>>
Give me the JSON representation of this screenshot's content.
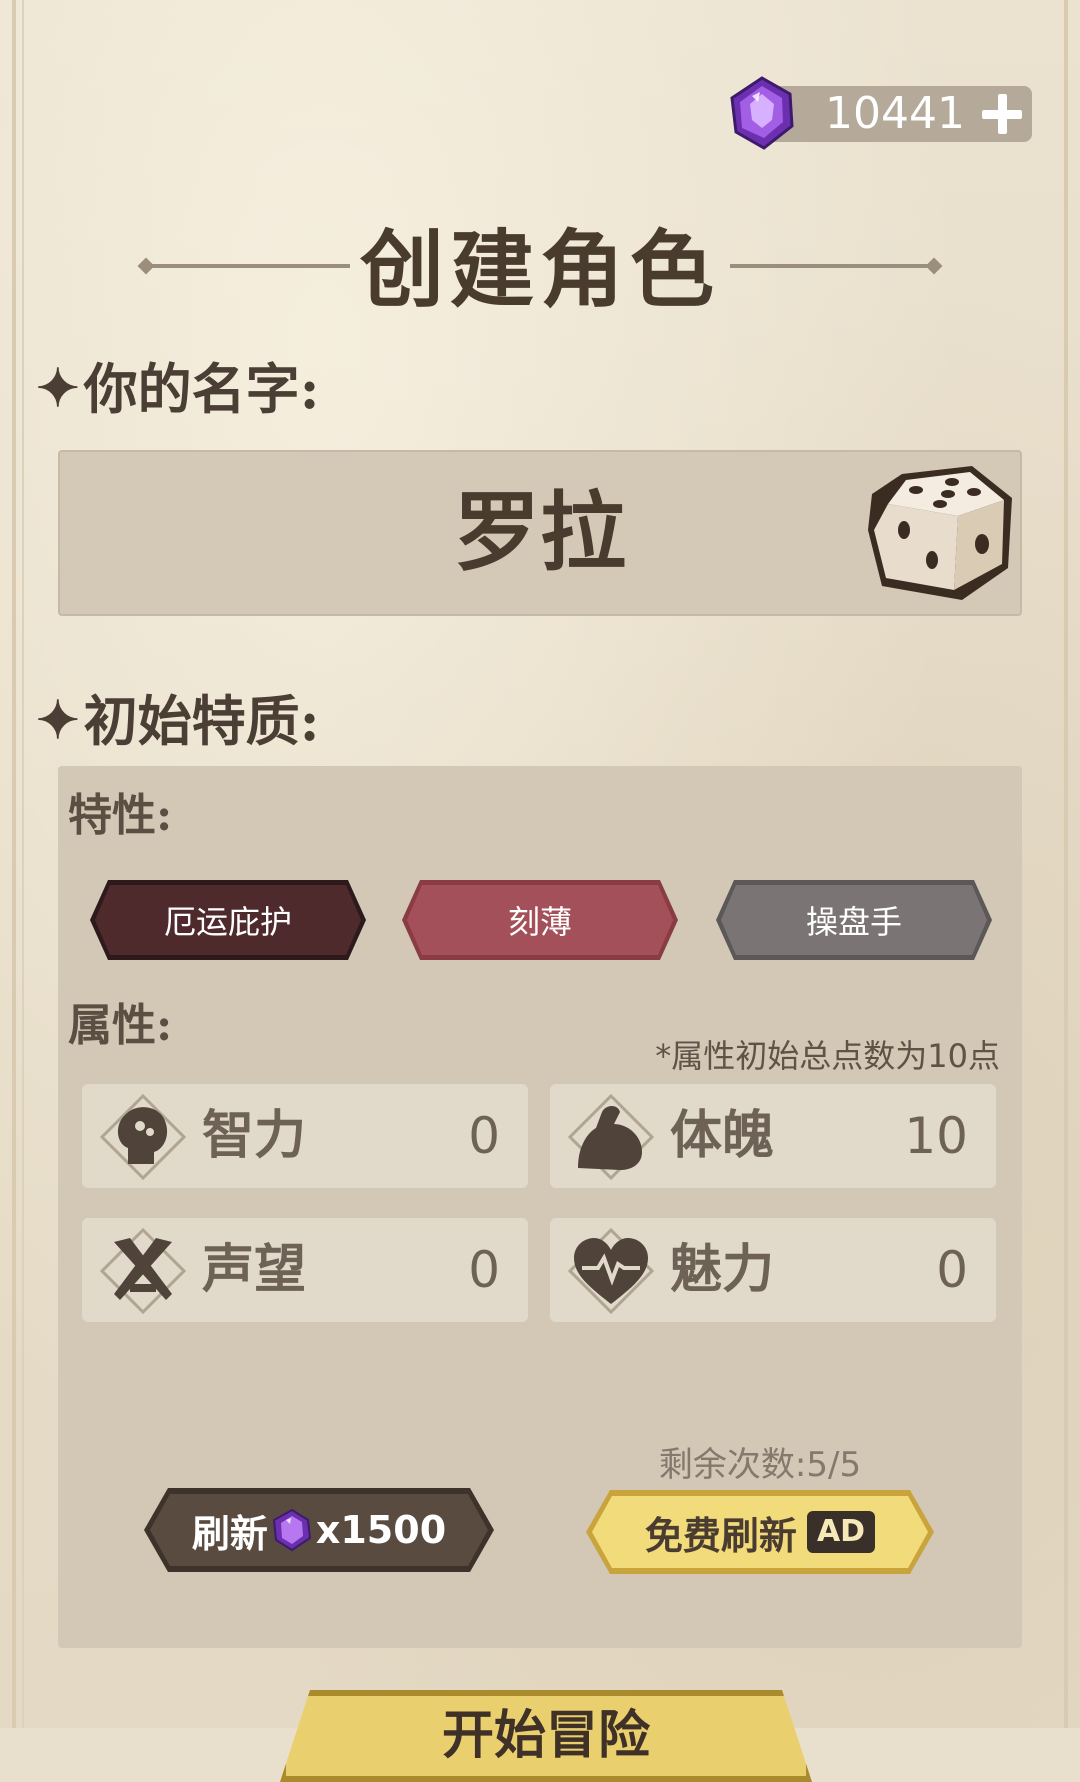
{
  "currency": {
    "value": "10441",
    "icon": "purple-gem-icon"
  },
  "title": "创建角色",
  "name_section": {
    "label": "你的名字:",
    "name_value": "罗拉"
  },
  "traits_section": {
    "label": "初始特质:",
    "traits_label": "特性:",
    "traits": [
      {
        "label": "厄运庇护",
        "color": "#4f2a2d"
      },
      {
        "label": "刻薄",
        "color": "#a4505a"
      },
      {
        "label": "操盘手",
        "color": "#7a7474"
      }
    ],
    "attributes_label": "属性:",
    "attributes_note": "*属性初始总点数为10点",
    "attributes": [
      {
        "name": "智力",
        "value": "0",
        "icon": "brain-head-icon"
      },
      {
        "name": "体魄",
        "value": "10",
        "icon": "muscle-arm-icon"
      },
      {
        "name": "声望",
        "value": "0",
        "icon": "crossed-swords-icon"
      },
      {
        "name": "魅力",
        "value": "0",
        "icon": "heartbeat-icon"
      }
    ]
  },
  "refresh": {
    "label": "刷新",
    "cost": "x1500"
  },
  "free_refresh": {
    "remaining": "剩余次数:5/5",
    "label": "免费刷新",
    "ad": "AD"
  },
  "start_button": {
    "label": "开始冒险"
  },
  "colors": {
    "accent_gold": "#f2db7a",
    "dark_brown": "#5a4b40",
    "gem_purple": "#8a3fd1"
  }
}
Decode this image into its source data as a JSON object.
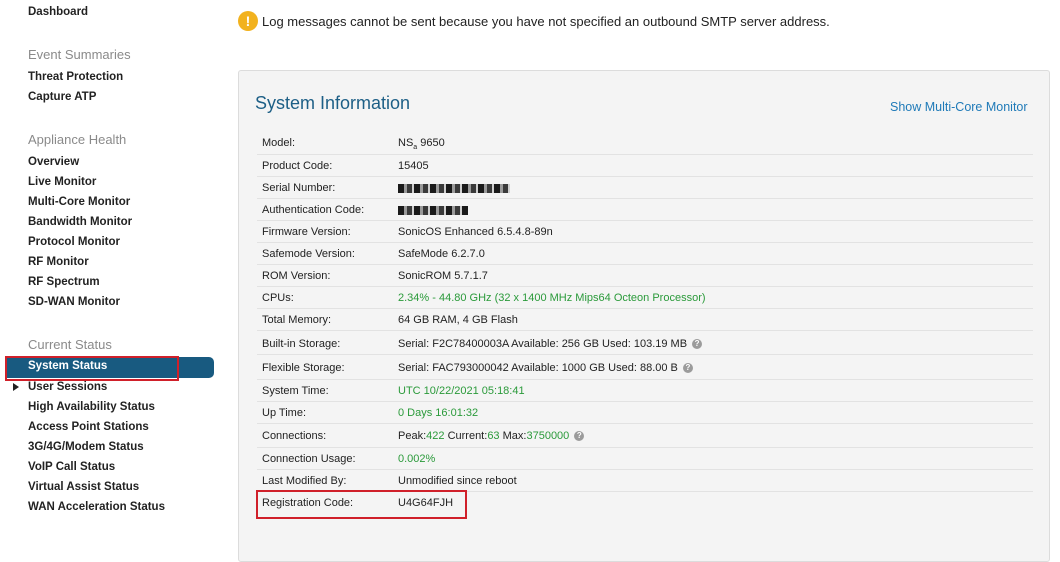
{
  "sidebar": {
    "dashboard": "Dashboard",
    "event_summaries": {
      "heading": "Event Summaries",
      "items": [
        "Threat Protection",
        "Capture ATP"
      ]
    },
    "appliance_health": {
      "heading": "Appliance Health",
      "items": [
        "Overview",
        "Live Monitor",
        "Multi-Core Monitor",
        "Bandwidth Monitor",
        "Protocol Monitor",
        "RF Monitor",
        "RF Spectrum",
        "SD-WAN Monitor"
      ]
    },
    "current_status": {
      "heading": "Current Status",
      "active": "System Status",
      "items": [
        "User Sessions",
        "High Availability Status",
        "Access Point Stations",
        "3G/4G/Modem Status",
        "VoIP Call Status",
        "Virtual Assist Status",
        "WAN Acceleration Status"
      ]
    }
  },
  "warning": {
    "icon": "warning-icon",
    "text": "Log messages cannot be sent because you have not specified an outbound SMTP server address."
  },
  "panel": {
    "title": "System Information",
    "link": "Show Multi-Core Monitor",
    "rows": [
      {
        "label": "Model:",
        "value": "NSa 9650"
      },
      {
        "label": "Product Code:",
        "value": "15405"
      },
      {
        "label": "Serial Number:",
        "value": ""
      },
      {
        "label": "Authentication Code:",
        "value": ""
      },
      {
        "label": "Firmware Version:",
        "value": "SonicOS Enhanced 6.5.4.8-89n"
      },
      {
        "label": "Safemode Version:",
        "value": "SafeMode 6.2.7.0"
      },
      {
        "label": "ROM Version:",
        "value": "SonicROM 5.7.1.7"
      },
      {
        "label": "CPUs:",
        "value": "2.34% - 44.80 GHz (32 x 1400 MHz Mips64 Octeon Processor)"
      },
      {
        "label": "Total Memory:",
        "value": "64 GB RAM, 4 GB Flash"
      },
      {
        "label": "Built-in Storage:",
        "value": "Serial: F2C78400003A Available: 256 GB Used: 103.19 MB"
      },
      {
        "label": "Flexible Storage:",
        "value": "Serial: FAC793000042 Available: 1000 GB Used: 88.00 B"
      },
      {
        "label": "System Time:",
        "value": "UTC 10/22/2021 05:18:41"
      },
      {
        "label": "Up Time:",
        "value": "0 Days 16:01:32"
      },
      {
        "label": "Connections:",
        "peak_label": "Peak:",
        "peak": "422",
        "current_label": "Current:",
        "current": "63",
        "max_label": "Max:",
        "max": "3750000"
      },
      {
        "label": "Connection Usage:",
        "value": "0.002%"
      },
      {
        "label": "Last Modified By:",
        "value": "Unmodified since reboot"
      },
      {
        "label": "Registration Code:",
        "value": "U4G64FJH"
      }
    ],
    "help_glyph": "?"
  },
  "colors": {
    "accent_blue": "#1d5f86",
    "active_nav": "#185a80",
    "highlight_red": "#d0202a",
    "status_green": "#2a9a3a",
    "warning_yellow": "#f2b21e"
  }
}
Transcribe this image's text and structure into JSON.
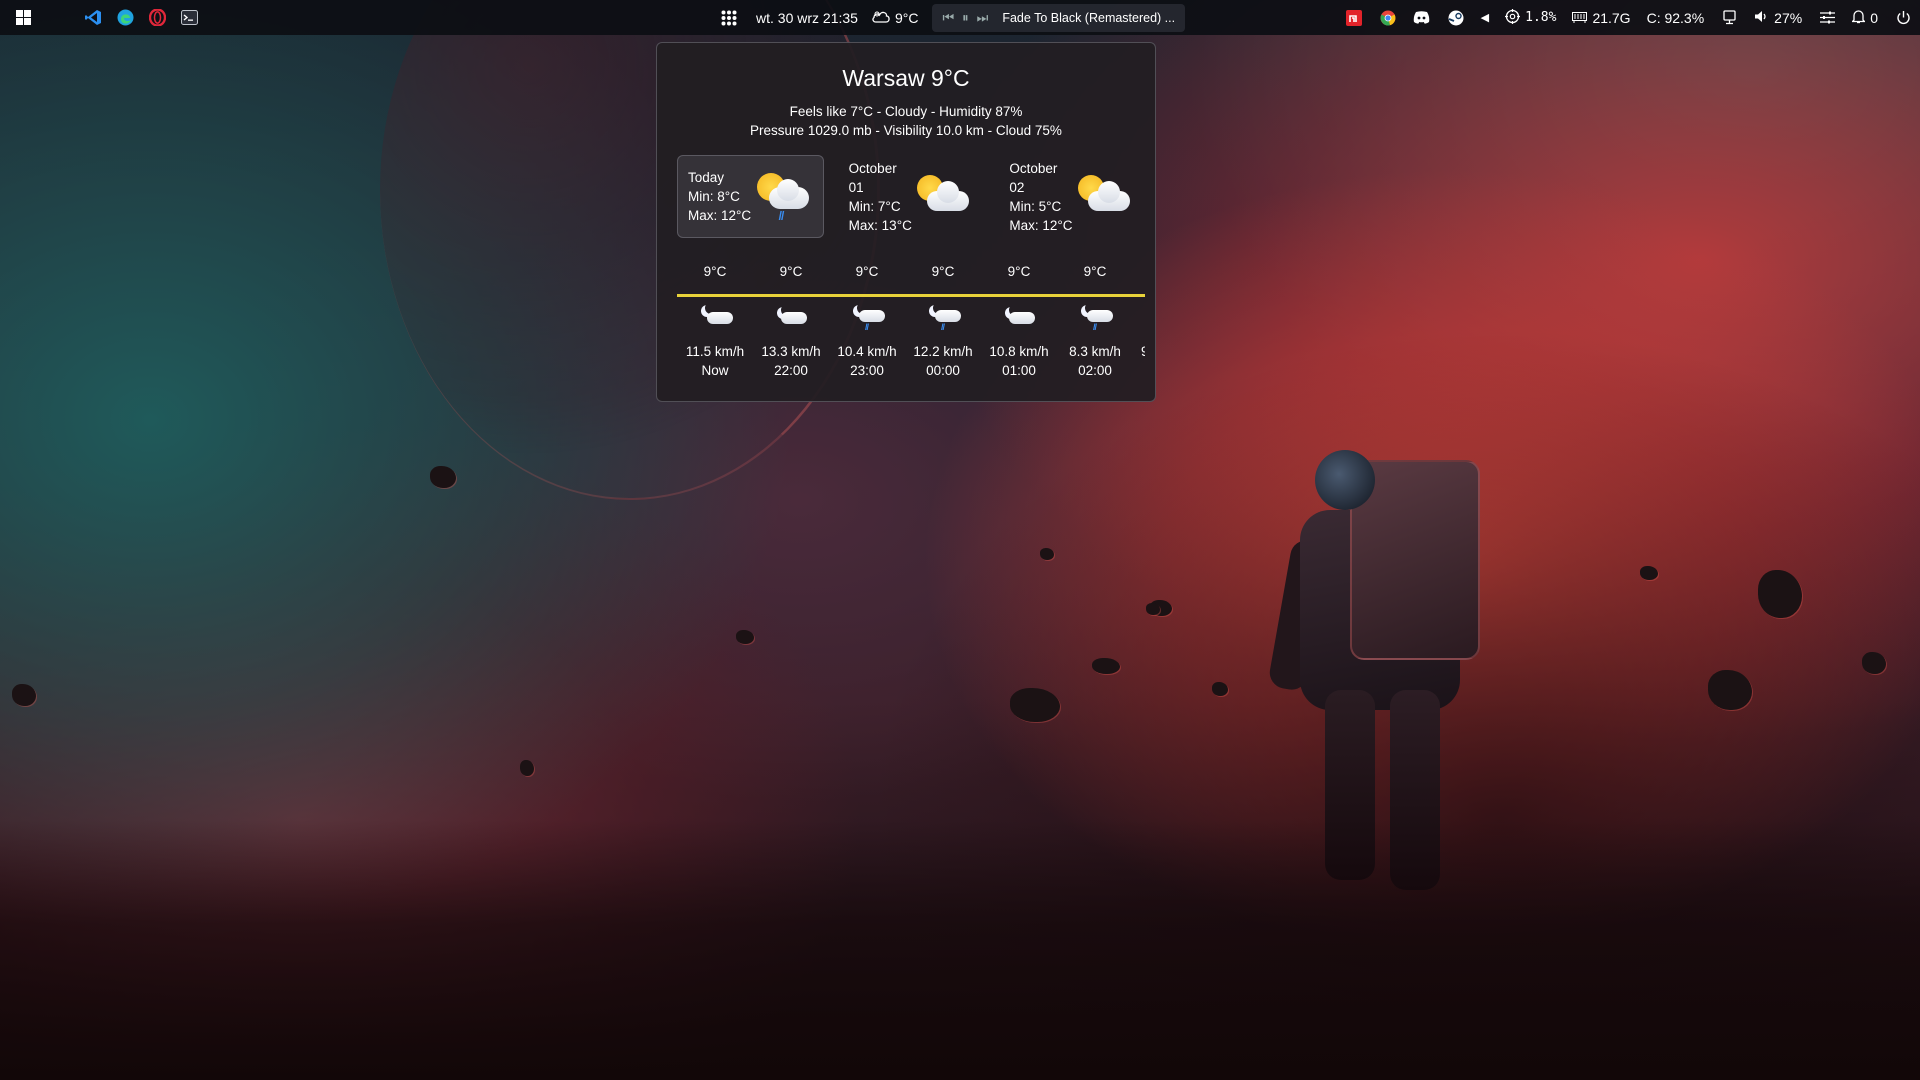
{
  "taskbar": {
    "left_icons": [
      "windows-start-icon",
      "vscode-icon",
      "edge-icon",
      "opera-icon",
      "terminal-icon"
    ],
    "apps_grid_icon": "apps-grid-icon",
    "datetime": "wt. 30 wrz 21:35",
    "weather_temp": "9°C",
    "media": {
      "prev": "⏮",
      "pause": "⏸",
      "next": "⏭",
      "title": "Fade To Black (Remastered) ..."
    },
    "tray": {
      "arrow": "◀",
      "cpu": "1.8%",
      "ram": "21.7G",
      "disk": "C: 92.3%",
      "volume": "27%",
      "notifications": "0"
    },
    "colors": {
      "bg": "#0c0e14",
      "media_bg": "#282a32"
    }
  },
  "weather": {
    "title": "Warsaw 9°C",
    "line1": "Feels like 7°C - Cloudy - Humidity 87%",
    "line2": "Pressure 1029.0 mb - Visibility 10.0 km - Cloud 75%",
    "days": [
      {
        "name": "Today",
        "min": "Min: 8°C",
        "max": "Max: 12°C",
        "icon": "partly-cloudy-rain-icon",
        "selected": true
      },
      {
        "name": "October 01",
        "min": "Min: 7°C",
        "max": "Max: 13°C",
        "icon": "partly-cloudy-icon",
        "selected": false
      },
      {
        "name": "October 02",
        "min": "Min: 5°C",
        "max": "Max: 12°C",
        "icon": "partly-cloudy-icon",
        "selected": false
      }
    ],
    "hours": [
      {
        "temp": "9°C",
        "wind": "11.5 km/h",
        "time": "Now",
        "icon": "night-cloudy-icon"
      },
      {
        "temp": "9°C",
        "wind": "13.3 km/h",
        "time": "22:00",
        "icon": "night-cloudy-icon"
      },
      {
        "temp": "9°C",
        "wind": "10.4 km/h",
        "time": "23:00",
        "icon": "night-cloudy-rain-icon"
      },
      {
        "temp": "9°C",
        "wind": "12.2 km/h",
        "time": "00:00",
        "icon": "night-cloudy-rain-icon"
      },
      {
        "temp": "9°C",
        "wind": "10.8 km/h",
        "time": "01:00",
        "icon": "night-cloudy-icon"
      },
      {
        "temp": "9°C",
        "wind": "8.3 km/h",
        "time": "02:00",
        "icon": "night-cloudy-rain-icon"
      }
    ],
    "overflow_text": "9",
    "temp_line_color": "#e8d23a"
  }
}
<<
Scan the material and collect every line that contains "title".

  "title": "创建角色",
    "title": "System Information",
      "title": "Fade To Black (Remastered) ..."
    "title": "Warsaw 9°C",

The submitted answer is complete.